• _PROVIDED MATERIAL_:
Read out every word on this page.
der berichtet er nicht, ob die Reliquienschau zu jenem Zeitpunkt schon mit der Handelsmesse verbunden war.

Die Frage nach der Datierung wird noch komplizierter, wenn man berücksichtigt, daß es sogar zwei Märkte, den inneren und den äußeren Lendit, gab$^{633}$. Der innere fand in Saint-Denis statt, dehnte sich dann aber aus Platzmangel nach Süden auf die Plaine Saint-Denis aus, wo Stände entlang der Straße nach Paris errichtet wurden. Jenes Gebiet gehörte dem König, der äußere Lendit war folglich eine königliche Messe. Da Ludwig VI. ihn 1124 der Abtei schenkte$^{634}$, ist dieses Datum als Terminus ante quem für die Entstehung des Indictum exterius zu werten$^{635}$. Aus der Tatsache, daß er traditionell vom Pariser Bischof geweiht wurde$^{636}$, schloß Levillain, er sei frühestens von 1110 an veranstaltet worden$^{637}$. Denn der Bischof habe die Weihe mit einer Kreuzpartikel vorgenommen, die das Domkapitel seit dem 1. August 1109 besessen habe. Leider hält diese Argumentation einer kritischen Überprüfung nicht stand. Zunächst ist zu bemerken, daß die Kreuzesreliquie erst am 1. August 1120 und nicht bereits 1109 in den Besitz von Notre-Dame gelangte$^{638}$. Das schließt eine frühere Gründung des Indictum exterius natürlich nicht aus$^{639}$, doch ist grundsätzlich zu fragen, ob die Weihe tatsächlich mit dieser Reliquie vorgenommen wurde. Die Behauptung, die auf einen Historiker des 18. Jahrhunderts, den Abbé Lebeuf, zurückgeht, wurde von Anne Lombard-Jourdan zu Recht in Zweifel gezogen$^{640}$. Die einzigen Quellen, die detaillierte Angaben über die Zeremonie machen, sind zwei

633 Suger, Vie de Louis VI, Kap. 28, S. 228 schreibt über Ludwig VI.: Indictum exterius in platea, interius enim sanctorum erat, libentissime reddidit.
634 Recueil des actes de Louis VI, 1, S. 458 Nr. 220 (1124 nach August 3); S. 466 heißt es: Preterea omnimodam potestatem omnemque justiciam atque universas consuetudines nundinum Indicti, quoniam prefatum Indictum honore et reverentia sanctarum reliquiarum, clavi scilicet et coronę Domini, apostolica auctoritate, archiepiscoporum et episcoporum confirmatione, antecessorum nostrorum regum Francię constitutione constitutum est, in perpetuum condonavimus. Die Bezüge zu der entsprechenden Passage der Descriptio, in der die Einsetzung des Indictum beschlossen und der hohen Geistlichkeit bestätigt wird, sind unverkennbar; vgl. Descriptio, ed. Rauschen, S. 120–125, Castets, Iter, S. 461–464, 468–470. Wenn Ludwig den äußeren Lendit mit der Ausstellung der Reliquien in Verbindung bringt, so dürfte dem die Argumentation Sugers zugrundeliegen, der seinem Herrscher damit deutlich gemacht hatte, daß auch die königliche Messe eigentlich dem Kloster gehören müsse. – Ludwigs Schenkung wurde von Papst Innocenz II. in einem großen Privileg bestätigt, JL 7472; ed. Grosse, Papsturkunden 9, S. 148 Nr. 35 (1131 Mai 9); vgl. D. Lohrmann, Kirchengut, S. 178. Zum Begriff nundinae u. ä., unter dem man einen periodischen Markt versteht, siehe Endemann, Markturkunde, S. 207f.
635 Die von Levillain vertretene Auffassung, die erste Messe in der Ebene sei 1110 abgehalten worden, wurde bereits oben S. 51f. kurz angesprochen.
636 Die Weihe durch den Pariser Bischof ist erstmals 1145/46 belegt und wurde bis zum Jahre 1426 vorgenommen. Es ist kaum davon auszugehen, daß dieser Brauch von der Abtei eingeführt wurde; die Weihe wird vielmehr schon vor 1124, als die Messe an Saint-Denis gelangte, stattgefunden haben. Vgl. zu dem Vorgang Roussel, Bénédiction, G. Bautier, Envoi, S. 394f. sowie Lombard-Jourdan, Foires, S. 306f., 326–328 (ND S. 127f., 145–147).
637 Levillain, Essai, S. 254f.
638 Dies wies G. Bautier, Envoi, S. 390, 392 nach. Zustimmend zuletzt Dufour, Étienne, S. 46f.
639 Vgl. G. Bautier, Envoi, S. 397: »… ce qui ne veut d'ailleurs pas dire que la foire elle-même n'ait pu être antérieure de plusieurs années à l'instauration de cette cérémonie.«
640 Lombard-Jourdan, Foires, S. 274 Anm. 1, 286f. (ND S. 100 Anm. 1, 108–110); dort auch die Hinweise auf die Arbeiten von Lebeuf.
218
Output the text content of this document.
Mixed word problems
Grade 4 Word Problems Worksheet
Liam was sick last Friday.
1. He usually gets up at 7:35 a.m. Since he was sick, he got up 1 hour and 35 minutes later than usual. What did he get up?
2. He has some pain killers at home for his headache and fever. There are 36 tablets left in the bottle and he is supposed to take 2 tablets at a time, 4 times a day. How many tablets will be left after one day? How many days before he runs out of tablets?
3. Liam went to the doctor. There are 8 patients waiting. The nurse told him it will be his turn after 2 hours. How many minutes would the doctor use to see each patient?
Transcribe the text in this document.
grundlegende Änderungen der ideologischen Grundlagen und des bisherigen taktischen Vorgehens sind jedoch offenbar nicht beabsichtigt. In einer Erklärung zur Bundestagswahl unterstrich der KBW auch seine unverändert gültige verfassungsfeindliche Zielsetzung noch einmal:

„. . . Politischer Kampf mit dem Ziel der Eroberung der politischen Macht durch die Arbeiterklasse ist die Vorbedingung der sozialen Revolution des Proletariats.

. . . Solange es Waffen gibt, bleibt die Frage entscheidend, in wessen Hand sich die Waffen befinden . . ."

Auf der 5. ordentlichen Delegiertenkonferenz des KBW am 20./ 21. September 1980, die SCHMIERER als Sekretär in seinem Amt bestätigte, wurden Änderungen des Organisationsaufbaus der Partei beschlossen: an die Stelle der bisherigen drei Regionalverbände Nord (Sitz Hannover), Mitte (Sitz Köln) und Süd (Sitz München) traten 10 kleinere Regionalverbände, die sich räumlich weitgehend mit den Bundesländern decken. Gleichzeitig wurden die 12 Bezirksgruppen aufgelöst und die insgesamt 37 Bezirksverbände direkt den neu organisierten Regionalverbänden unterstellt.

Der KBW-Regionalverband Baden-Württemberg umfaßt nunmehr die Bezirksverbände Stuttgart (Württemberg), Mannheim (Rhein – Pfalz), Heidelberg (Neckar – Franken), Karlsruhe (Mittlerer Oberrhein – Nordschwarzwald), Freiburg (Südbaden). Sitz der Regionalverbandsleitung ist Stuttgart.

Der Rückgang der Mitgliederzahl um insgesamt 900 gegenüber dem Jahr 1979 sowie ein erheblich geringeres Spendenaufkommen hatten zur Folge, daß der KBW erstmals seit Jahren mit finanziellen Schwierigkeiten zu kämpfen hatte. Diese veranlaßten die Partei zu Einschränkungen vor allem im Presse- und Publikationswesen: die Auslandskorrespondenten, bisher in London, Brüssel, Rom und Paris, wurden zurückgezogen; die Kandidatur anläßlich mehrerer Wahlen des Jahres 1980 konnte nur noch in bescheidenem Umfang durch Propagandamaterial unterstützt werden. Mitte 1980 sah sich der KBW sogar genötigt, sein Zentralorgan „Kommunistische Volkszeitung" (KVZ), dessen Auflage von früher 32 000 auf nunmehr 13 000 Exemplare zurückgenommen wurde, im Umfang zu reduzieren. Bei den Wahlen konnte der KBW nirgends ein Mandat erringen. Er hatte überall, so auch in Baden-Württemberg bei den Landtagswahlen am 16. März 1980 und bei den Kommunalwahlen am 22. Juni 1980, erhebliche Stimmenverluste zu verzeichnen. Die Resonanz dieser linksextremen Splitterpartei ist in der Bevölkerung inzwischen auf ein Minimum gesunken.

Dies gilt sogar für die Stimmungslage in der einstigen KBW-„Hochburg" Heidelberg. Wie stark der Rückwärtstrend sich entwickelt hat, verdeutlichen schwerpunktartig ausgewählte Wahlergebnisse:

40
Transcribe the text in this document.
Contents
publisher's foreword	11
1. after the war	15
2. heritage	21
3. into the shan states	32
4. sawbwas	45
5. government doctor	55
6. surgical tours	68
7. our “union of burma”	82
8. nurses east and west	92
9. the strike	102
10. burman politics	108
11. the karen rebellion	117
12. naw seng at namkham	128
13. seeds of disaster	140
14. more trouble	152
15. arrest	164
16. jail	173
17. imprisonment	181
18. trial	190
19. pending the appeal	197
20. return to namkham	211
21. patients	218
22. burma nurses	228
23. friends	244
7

• _AIM OF THE EXERCISE_: Once you have located every line with the word "sick" in the material above, list those lines.

• _RESPONSE FOR THIS EXERCISE_:
Liam was sick last Friday.
1. He usually gets up at 7:35 a.m. Since he was sick, he got up 1 hour and 35 minutes later than usual. What did he get up?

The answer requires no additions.